** Opening DOCUMENT SECTION block **

Suicide is the second-leading cause of death in the United States for people aged ten to twenty-four.  The Trevor Project, an organization that works to prevent suicide among LGBT youth, states that young lesbian, gay and bisexual (LGB) youth are particularly affected, attempting suicide at four times the rate of straight youth.

Julia Raifman is a study leader and a postdoctoral fellow at the Johns Hopkins Bloomberg School of Public Health. Raifman and her team analyzed thirty-two of the thirty-five states that legalized same-sex marriage between 2004 and 2015, before the Supreme Court legalized it nationwide.

Raifman’s research found that suicide attempts by high school students decreased by seven percent in states after they passed laws to legalize same-sex marriage.  Among LGB high school students, the decrease was especially significant, with suicide attempts falling by fourteen percent. But in states that did not legalize same-sex marriage, there was no change.

** Closing DOCUMENT SECTION block **

**TASKS**
a – List every organization or institution named in the text on youth suicide and same-sex marriage.
b – Please update the text on youth suicide and same-sex marriage from "Julia Raifman is" to "legalized it nationwide.", replacing "team" with "colleagues".
c – Answer these questions about the text on youth suicide and same-sex marriage:
(i) For which age group is suicide the second-leading cause of death in the United States?
(ii) How many states did Raifman and her team analyze?
(iii) By what percentage did suicide attempts fall among LGB high school students?

** Opening AVAILABLE DATA block **

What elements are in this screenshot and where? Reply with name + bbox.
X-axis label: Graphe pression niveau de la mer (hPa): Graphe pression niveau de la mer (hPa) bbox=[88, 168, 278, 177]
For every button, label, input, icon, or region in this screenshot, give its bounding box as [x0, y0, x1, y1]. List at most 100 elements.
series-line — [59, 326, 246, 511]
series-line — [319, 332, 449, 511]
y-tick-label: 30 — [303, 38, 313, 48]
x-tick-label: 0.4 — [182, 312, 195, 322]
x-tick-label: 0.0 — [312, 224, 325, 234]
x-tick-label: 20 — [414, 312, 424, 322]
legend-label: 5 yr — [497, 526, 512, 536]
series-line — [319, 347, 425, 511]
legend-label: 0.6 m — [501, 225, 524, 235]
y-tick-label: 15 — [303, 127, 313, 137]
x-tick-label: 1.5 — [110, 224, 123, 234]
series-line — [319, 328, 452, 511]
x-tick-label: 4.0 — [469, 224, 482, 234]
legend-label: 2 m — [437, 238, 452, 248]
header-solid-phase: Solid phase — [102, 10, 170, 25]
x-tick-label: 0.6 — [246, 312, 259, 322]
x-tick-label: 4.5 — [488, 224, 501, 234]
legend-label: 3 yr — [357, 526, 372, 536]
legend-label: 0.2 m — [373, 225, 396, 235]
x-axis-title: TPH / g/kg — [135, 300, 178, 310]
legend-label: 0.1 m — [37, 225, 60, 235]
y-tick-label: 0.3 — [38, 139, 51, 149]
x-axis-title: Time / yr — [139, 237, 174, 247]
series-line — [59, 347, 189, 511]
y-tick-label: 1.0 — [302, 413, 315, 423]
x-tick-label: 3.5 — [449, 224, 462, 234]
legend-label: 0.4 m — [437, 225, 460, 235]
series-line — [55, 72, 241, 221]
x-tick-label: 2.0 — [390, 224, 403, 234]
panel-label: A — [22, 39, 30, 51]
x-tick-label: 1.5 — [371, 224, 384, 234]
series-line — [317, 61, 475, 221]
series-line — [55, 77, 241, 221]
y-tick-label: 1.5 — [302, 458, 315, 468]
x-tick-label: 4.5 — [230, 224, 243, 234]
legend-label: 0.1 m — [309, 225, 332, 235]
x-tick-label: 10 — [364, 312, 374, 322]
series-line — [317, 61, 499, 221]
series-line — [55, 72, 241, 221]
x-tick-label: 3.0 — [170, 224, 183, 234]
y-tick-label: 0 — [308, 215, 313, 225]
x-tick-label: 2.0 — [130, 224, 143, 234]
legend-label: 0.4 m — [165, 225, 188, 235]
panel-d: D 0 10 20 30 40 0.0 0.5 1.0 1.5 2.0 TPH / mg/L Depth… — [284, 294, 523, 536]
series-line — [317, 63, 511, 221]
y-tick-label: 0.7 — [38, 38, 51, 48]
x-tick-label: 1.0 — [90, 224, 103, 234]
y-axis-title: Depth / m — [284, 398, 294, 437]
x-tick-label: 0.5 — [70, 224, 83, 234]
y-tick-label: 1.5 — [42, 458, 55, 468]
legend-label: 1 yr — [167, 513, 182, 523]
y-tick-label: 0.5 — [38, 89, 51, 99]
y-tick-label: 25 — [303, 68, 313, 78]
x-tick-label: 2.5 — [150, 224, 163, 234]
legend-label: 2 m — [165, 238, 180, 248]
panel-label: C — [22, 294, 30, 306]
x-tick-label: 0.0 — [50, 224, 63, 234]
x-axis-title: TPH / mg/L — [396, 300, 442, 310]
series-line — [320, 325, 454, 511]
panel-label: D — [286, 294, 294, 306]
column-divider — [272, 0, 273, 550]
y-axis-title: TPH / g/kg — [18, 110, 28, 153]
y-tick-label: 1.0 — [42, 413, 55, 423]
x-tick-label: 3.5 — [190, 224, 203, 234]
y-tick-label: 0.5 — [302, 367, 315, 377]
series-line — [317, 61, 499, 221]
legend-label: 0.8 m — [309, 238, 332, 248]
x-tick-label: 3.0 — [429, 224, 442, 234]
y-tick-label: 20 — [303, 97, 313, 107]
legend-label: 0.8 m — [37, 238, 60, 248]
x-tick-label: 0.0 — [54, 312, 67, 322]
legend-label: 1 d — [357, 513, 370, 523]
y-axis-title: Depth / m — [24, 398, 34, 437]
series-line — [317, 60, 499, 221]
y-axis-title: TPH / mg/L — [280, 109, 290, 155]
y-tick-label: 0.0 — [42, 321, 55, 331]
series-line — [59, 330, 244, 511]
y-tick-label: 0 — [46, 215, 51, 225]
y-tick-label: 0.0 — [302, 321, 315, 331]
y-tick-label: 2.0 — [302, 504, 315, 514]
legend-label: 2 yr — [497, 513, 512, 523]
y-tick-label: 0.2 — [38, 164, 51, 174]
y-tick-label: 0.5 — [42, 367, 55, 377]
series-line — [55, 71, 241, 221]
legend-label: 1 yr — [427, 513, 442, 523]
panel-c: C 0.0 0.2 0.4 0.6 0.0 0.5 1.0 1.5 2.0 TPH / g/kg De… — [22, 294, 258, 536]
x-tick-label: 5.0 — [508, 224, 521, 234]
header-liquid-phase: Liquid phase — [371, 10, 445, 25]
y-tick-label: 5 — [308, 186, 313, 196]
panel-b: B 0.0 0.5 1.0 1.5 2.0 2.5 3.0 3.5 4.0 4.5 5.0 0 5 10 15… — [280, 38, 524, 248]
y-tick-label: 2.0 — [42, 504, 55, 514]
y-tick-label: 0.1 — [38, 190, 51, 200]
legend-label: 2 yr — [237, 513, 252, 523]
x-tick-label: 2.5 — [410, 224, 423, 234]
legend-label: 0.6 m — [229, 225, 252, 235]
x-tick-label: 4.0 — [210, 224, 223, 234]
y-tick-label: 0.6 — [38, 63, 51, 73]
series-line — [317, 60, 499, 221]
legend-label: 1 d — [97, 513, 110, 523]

** Closing AVAILABLE DATA block **

**RESPONSES PER TASK**
a –
The Trevor Project
Johns Hopkins Bloomberg School of Public Health
Supreme Court

b –
Julia Raifman is a study leader and a postdoctoral fellow at the Johns Hopkins Bloomberg School of Public Health. Raifman and her colleagues analyzed thirty-two of the thirty-five states that legalized same-sex marriage between 2004 and 2015, before the Supreme Court legalized it nationwide.

c –
(i) People aged ten to twenty-four
(ii) Thirty-two
(iii) Fourteen percent